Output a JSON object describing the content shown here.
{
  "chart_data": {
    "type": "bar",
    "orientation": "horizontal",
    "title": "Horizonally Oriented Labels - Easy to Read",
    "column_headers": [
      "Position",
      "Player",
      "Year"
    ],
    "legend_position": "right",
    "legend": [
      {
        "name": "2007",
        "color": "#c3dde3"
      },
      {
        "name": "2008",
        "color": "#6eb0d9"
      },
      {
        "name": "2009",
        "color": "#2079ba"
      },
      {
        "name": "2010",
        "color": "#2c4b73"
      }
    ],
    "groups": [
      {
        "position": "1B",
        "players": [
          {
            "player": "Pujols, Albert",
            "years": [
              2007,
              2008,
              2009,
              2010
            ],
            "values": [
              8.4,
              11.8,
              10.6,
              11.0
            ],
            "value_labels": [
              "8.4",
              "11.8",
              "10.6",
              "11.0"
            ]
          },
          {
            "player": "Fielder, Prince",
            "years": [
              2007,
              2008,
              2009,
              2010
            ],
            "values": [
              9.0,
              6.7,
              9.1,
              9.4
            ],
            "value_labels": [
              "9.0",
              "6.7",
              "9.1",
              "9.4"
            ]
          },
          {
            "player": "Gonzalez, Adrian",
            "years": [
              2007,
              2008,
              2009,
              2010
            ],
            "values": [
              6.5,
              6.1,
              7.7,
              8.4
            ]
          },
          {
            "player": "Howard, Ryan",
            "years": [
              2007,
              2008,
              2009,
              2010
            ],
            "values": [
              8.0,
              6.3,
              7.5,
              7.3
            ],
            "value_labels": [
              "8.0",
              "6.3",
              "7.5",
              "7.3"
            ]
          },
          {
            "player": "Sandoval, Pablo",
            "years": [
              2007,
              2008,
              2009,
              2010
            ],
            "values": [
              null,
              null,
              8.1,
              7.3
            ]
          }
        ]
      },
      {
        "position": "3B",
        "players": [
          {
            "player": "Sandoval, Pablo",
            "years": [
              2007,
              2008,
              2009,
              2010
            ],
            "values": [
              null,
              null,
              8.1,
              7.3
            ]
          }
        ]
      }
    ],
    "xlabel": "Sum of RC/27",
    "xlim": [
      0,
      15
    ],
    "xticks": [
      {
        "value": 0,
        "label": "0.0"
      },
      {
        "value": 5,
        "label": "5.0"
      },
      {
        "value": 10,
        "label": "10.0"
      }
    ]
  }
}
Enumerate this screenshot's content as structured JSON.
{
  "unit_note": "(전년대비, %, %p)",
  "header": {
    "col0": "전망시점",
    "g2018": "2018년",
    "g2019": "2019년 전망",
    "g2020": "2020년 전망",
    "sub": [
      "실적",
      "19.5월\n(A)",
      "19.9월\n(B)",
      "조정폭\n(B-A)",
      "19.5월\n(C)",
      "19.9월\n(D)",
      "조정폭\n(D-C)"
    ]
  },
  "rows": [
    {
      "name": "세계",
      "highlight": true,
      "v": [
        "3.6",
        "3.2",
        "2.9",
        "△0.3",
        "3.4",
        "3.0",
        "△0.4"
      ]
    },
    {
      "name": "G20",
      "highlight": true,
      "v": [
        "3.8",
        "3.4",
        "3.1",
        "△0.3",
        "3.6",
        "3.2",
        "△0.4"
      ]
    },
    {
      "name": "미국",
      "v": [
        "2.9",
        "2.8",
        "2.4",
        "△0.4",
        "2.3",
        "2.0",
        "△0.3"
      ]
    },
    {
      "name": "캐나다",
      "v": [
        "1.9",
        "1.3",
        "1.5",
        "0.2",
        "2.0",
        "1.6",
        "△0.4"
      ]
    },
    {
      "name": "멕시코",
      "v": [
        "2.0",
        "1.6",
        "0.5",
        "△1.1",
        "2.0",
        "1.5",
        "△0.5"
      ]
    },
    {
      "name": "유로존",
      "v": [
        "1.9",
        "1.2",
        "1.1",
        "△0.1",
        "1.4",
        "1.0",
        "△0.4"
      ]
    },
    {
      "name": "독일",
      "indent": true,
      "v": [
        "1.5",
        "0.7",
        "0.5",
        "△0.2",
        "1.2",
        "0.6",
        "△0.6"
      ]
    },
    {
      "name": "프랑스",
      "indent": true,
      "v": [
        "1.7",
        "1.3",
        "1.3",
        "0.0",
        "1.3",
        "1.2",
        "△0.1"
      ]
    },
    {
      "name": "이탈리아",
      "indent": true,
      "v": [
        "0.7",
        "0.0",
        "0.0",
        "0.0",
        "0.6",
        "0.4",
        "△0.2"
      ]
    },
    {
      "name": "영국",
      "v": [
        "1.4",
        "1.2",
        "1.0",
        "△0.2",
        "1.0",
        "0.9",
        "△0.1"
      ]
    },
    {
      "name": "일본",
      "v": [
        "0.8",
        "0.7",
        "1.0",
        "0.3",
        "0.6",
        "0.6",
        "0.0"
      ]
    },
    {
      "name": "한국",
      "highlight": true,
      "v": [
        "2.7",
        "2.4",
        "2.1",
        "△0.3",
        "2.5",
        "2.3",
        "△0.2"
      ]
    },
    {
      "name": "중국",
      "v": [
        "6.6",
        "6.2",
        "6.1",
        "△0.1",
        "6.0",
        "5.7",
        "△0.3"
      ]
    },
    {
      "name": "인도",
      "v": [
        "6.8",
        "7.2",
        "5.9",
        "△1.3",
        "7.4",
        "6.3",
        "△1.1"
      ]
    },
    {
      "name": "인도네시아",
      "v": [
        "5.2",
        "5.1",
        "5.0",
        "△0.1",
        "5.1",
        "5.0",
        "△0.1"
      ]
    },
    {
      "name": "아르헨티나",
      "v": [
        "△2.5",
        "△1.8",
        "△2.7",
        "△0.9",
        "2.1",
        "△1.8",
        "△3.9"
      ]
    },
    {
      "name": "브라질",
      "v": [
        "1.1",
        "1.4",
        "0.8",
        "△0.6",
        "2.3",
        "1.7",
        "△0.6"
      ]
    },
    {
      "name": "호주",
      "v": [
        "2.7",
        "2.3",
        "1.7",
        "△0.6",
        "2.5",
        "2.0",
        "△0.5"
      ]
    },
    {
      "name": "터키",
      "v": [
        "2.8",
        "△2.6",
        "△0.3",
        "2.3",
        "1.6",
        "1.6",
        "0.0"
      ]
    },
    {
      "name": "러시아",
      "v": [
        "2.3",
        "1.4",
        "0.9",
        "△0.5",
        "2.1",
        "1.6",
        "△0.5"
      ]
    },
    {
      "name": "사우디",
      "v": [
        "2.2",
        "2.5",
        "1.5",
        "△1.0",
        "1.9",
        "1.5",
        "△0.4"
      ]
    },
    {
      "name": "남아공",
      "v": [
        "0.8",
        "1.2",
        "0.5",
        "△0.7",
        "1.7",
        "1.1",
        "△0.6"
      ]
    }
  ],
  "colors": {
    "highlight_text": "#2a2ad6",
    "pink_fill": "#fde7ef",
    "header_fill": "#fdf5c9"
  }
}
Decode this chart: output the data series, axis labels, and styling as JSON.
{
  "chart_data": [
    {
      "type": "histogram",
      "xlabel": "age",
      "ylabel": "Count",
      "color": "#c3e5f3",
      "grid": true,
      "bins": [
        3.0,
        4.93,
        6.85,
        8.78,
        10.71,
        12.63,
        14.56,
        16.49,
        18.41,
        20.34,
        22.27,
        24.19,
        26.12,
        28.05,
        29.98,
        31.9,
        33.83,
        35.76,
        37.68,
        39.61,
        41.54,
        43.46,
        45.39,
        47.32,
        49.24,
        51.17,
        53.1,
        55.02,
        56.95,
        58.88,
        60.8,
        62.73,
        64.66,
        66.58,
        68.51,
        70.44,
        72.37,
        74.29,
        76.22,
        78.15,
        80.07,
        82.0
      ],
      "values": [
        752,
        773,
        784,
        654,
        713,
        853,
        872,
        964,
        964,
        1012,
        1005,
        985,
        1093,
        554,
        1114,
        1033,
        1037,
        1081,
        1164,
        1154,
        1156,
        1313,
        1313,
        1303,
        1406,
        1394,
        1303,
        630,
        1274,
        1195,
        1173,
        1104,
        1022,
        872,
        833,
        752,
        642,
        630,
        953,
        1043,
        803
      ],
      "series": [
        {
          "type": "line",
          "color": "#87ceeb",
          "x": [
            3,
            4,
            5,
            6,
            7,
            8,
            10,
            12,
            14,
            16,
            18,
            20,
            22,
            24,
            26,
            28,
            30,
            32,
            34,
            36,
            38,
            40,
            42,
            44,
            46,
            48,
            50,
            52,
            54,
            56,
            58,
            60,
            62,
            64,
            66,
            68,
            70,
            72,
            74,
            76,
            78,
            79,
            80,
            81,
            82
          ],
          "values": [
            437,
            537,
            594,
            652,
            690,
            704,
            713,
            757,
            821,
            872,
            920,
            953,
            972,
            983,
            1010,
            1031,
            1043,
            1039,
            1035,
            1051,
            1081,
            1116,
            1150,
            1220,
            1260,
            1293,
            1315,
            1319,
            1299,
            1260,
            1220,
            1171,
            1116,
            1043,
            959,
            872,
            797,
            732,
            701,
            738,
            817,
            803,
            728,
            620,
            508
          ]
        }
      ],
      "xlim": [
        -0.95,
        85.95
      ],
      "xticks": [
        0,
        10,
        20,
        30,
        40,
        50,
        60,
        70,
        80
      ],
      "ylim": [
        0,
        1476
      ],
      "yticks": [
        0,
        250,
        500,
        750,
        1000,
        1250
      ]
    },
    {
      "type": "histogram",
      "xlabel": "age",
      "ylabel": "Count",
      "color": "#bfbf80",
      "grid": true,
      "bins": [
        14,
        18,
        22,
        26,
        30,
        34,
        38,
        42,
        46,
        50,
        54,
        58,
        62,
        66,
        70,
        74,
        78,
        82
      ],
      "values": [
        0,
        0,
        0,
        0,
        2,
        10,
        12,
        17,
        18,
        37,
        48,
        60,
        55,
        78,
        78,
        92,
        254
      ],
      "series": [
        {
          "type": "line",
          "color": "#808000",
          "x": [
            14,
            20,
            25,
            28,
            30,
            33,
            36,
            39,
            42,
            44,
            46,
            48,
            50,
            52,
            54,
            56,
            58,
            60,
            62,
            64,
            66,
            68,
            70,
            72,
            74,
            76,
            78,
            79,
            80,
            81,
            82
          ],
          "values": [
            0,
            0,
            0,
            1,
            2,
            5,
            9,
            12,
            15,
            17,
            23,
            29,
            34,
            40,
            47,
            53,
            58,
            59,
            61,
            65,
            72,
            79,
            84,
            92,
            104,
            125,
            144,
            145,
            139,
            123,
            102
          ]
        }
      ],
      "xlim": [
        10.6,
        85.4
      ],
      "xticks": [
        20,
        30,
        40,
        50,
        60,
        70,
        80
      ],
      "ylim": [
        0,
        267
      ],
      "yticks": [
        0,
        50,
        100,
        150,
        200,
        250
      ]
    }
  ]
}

INSTRUCTIONS TO FOLLOW » Show each line holding the word "content".

COMPLETED TASK »
Output a JSON object describing the content shown here.
Enumerate this screenshot's content as structured JSON.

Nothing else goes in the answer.